-- Start of Extracted information --

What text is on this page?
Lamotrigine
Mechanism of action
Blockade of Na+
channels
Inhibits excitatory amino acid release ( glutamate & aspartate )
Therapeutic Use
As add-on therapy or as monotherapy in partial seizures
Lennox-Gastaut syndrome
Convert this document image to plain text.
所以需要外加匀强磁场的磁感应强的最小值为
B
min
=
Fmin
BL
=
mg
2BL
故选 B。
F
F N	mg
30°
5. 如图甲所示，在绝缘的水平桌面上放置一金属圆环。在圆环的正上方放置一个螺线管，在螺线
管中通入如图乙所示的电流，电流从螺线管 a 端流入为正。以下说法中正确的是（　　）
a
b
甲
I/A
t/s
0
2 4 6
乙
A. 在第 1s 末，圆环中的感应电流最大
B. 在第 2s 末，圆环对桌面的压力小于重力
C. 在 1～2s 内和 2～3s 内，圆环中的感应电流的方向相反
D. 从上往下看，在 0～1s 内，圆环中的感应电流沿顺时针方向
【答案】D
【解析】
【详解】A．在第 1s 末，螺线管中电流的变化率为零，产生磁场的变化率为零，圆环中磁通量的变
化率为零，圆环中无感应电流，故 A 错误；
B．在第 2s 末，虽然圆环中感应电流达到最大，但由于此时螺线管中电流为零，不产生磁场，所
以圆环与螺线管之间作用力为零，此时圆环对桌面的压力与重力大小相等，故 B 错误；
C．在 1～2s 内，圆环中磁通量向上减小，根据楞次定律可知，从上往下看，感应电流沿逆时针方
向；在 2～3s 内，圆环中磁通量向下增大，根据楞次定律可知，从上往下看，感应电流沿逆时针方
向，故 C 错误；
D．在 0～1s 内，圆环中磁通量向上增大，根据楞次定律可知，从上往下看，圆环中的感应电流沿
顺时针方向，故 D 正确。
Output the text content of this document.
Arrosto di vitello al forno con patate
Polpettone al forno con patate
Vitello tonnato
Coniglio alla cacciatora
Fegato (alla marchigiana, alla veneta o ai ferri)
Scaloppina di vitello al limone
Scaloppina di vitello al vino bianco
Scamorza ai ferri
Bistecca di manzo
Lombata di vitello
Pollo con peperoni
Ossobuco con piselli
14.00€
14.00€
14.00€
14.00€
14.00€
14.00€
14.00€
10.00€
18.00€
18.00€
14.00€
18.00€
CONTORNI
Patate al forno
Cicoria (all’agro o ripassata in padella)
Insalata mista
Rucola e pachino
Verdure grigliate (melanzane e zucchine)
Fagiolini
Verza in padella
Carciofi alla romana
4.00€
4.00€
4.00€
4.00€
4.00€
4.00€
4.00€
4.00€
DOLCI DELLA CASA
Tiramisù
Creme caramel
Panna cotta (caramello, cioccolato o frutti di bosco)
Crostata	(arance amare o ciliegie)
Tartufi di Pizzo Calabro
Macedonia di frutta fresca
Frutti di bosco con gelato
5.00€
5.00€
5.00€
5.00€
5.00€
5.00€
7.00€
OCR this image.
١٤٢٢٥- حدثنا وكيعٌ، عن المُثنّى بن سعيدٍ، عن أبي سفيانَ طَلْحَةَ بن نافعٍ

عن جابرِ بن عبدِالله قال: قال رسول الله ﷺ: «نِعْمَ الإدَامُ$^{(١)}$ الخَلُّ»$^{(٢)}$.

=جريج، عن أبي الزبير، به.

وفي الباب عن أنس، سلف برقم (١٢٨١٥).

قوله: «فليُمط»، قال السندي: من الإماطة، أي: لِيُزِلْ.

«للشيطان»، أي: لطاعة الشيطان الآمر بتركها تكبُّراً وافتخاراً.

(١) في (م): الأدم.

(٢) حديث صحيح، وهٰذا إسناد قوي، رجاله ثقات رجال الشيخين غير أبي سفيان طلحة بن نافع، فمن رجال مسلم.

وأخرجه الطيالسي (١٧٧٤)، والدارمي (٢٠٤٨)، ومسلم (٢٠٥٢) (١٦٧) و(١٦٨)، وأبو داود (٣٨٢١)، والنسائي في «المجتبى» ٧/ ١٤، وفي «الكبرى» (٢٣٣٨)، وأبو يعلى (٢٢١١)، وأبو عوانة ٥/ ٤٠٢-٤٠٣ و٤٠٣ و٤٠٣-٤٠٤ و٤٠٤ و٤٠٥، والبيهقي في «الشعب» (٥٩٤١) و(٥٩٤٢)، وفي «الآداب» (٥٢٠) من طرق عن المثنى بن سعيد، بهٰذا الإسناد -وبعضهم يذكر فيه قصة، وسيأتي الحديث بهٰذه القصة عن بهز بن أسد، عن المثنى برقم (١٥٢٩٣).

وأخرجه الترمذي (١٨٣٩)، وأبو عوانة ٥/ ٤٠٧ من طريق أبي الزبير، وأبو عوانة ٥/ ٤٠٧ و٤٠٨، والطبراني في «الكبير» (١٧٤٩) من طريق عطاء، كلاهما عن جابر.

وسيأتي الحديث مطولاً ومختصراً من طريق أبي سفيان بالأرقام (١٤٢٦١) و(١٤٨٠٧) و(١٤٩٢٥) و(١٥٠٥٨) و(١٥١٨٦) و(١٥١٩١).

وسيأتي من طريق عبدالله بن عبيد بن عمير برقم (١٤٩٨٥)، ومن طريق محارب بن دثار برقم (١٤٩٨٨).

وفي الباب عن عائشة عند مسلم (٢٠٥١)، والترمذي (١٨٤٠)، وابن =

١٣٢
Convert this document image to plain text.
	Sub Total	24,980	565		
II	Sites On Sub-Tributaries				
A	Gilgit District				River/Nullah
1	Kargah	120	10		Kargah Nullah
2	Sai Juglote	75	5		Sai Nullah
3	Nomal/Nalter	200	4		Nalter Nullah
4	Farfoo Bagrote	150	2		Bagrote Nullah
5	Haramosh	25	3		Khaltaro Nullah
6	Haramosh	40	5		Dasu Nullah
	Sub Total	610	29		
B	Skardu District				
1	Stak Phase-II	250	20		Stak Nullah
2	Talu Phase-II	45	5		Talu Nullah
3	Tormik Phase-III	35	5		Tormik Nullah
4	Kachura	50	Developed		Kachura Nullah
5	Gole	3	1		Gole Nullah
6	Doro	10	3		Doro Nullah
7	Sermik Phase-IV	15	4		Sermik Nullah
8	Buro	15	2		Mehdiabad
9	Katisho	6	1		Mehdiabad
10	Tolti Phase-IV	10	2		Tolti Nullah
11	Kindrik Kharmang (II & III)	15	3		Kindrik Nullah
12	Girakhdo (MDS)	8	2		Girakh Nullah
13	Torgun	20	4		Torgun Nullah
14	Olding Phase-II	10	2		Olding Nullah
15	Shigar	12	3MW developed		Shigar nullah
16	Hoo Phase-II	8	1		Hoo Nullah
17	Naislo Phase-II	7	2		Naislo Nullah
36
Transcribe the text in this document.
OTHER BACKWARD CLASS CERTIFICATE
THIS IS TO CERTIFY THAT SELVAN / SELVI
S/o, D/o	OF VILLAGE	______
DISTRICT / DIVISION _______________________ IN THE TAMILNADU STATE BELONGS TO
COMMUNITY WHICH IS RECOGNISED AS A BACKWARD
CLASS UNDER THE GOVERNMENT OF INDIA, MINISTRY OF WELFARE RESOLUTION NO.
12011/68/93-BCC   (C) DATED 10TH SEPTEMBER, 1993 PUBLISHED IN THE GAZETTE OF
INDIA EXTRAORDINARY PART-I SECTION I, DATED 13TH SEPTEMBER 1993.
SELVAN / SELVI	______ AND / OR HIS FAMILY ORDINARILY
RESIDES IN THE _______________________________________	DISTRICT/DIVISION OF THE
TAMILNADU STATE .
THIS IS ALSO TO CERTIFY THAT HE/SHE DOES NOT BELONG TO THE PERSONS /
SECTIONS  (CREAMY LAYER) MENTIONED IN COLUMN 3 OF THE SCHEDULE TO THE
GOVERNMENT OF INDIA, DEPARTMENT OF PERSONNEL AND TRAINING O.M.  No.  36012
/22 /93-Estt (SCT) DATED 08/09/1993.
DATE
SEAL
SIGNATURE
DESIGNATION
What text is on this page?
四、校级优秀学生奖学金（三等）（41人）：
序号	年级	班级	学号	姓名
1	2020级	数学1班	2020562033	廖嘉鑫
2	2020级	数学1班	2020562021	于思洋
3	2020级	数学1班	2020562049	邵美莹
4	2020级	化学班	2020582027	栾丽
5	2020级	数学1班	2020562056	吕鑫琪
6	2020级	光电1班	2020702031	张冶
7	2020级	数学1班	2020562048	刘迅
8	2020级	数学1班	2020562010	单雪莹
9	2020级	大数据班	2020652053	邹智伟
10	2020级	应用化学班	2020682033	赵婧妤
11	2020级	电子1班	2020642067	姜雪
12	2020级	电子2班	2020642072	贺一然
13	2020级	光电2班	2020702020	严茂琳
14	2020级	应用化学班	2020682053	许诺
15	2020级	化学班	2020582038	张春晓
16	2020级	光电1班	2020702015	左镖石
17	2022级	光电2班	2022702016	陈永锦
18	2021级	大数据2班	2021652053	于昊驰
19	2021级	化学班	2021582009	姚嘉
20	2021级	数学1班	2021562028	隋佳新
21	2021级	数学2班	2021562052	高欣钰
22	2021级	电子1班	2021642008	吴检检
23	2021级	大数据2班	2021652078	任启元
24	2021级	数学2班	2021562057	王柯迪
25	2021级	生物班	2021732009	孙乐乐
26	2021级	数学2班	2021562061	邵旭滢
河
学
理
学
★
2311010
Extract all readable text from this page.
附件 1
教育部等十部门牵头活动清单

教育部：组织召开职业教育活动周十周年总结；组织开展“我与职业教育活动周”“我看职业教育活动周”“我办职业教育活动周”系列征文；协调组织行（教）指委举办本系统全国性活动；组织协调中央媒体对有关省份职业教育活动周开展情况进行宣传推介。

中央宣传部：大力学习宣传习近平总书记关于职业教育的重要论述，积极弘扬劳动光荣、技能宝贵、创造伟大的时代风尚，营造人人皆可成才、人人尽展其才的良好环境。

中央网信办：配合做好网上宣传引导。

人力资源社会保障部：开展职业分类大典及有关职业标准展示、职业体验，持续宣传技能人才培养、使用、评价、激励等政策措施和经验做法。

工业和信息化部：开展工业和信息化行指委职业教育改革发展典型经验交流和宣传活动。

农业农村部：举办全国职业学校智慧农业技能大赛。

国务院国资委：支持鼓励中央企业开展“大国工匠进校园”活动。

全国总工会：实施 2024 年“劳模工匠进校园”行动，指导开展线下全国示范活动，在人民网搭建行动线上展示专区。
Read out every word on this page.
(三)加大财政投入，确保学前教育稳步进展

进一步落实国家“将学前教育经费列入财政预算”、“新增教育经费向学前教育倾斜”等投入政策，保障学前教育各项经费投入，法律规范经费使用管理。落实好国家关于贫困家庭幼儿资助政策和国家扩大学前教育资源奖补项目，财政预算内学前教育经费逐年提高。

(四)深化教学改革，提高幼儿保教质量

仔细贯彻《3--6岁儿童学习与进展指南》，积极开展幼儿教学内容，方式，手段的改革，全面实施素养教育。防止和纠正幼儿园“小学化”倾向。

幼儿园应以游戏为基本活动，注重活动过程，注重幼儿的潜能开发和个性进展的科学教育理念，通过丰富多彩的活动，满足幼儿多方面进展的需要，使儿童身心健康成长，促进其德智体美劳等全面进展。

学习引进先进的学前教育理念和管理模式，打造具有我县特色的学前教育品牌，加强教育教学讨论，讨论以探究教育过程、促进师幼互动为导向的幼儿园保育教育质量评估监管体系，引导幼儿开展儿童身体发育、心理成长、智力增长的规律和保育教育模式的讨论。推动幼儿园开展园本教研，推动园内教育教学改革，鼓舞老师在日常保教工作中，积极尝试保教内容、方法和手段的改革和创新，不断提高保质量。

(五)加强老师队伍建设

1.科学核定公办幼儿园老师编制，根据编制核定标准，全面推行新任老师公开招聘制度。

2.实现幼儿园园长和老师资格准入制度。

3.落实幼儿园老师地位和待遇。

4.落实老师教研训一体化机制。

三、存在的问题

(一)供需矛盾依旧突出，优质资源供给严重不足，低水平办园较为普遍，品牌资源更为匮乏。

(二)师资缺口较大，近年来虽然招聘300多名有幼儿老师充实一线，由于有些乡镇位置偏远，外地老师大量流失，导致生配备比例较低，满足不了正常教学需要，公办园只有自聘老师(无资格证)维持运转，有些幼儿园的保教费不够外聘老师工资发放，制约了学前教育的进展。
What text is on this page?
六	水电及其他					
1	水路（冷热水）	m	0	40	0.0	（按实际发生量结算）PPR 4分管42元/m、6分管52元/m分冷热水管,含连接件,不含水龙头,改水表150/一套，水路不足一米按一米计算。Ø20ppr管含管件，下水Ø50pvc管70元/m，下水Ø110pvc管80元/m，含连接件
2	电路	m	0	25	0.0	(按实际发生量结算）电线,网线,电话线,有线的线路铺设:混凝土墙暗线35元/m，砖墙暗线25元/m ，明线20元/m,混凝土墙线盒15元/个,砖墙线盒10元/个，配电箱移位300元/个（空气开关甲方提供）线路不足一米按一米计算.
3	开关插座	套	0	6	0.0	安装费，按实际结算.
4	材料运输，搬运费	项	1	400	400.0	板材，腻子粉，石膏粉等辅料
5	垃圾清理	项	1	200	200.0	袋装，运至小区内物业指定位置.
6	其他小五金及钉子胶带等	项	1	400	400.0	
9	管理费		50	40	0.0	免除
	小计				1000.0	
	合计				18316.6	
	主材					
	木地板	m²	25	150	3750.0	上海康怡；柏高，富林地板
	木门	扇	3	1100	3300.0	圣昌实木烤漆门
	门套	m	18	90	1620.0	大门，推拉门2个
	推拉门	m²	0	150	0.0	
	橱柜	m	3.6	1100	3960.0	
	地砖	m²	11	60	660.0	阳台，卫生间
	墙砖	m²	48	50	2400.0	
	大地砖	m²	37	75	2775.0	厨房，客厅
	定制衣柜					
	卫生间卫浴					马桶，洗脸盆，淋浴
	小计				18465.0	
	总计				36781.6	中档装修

-- End of Extracted information --

- **Exercise description**
Every line above that contains the word "الزبير" should be reported.

- **Complete response**
=جريج، عن أبي الزبير، به.
وأخرجه الترمذي (١٨٣٩)، وأبو عوانة ٥/ ٤٠٧ من طريق أبي الزبير، وأبو عوانة ٥/ ٤٠٧ و٤٠٨، والطبراني في «الكبير» (١٧٤٩) من طريق عطاء، كلاهما عن جابر.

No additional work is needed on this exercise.